_EXERCISE DETAILS_
Retype the listing that follows, word for word.

[Some records]

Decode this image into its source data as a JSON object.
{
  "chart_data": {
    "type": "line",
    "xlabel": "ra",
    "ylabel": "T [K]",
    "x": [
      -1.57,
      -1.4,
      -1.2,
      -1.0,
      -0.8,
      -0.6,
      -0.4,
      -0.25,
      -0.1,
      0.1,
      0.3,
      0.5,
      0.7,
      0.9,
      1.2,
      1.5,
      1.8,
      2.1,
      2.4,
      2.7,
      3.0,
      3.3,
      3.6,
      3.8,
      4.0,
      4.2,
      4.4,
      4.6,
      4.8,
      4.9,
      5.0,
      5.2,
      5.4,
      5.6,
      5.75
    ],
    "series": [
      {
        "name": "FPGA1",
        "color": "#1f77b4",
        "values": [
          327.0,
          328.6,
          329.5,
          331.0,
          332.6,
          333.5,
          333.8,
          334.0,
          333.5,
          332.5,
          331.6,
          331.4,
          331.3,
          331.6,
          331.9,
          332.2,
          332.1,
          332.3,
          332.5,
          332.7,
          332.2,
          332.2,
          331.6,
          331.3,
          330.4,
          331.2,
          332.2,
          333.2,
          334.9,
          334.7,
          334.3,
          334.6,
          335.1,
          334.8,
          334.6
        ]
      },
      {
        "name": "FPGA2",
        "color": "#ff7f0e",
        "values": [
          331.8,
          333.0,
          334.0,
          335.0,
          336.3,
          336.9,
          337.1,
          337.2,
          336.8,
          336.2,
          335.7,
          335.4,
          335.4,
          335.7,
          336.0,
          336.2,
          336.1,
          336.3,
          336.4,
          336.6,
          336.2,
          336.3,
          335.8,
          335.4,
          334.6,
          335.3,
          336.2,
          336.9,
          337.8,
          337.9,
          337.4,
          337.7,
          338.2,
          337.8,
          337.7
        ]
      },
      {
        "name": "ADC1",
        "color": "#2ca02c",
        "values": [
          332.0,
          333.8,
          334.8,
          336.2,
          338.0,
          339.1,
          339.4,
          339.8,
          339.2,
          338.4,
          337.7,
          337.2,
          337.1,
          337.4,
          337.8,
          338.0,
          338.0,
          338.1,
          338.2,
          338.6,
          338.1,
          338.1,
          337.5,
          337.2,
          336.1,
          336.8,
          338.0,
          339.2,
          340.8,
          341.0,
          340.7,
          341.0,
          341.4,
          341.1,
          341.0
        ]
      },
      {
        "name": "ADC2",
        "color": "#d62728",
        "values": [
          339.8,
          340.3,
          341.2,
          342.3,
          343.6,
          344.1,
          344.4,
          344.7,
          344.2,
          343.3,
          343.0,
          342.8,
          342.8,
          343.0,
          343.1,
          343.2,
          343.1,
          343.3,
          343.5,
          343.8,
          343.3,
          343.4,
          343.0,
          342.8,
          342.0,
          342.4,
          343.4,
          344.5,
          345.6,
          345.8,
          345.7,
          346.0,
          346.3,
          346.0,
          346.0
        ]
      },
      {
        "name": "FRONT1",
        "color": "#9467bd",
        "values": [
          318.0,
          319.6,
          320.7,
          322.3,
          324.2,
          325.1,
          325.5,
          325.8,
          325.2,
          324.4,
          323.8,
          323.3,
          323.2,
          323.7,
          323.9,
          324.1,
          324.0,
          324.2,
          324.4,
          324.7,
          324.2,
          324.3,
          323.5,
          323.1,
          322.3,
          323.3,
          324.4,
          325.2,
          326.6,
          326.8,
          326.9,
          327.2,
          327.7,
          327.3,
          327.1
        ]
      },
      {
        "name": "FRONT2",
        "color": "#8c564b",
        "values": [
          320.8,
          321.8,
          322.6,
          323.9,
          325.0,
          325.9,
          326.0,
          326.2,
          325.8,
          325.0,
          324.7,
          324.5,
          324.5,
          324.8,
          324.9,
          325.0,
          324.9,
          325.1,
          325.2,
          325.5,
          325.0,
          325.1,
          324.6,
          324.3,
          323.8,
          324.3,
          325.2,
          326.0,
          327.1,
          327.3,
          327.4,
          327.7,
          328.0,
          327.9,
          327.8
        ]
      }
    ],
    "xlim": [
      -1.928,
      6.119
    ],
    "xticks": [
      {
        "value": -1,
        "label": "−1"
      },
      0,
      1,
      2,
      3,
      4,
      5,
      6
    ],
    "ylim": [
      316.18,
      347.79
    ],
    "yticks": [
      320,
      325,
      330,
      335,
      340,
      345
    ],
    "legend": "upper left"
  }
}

_WORKED SOLUTION_
Decode this image into its source data as a JSON object.
{
  "chart_data": {
    "type": "line",
    "xlabel": "ra",
    "ylabel": "T [K]",
    "x": [
      -1.57,
      -1.4,
      -1.2,
      -1.0,
      -0.8,
      -0.6,
      -0.4,
      -0.25,
      -0.1,
      0.1,
      0.3,
      0.5,
      0.7,
      0.9,
      1.2,
      1.5,
      1.8,
      2.1,
      2.4,
      2.7,
      3.0,
      3.3,
      3.6,
      3.8,
      4.0,
      4.2,
      4.4,
      4.6,
      4.8,
      4.9,
      5.0,
      5.2,
      5.4,
      5.6,
      5.75
    ],
    "series": [
      {
        "name": "FPGA1",
        "color": "#1f77b4",
        "values": [
          327.0,
          328.6,
          329.5,
          331.0,
          332.6,
          333.5,
          333.8,
          334.0,
          333.5,
          332.5,
          331.6,
          331.4,
          331.3,
          331.6,
          331.9,
          332.2,
          332.1,
          332.3,
          332.5,
          332.7,
          332.2,
          332.2,
          331.6,
          331.3,
          330.4,
          331.2,
          332.2,
          333.2,
          334.9,
          334.7,
          334.3,
          334.6,
          335.1,
          334.8,
          334.6
        ]
      },
      {
        "name": "FPGA2",
        "color": "#ff7f0e",
        "values": [
          331.8,
          333.0,
          334.0,
          335.0,
          336.3,
          336.9,
          337.1,
          337.2,
          336.8,
          336.2,
          335.7,
          335.4,
          335.4,
          335.7,
          336.0,
          336.2,
          336.1,
          336.3,
          336.4,
          336.6,
          336.2,
          336.3,
          335.8,
          335.4,
          334.6,
          335.3,
          336.2,
          336.9,
          337.8,
          337.9,
          337.4,
          337.7,
          338.2,
          337.8,
          337.7
        ]
      },
      {
        "name": "ADC1",
        "color": "#2ca02c",
        "values": [
          332.0,
          333.8,
          334.8,
          336.2,
          338.0,
          339.1,
          339.4,
          339.8,
          339.2,
          338.4,
          337.7,
          337.2,
          337.1,
          337.4,
          337.8,
          338.0,
          338.0,
          338.1,
          338.2,
          338.6,
          338.1,
          338.1,
          337.5,
          337.2,
          336.1,
          336.8,
          338.0,
          339.2,
          340.8,
          341.0,
          340.7,
          341.0,
          341.4,
          341.1,
          341.0
        ]
      },
      {
        "name": "ADC2",
        "color": "#d62728",
        "values": [
          339.8,
          340.3,
          341.2,
          342.3,
          343.6,
          344.1,
          344.4,
          344.7,
          344.2,
          343.3,
          343.0,
          342.8,
          342.8,
          343.0,
          343.1,
          343.2,
          343.1,
          343.3,
          343.5,
          343.8,
          343.3,
          343.4,
          343.0,
          342.8,
          342.0,
          342.4,
          343.4,
          344.5,
          345.6,
          345.8,
          345.7,
          346.0,
          346.3,
          346.0,
          346.0
        ]
      },
      {
        "name": "FRONT1",
        "color": "#9467bd",
        "values": [
          318.0,
          319.6,
          320.7,
          322.3,
          324.2,
          325.1,
          325.5,
          325.8,
          325.2,
          324.4,
          323.8,
          323.3,
          323.2,
          323.7,
          323.9,
          324.1,
          324.0,
          324.2,
          324.4,
          324.7,
          324.2,
          324.3,
          323.5,
          323.1,
          322.3,
          323.3,
          324.4,
          325.2,
          326.6,
          326.8,
          326.9,
          327.2,
          327.7,
          327.3,
          327.1
        ]
      },
      {
        "name": "FRONT2",
        "color": "#8c564b",
        "values": [
          320.8,
          321.8,
          322.6,
          323.9,
          325.0,
          325.9,
          326.0,
          326.2,
          325.8,
          325.0,
          324.7,
          324.5,
          324.5,
          324.8,
          324.9,
          325.0,
          324.9,
          325.1,
          325.2,
          325.5,
          325.0,
          325.1,
          324.6,
          324.3,
          323.8,
          324.3,
          325.2,
          326.0,
          327.1,
          327.3,
          327.4,
          327.7,
          328.0,
          327.9,
          327.8
        ]
      }
    ],
    "xlim": [
      -1.928,
      6.119
    ],
    "xticks": [
      {
        "value": -1,
        "label": "−1"
      },
      0,
      1,
      2,
      3,
      4,
      5,
      6
    ],
    "ylim": [
      316.18,
      347.79
    ],
    "yticks": [
      320,
      325,
      330,
      335,
      340,
      345
    ],
    "legend": "upper left"
  }
}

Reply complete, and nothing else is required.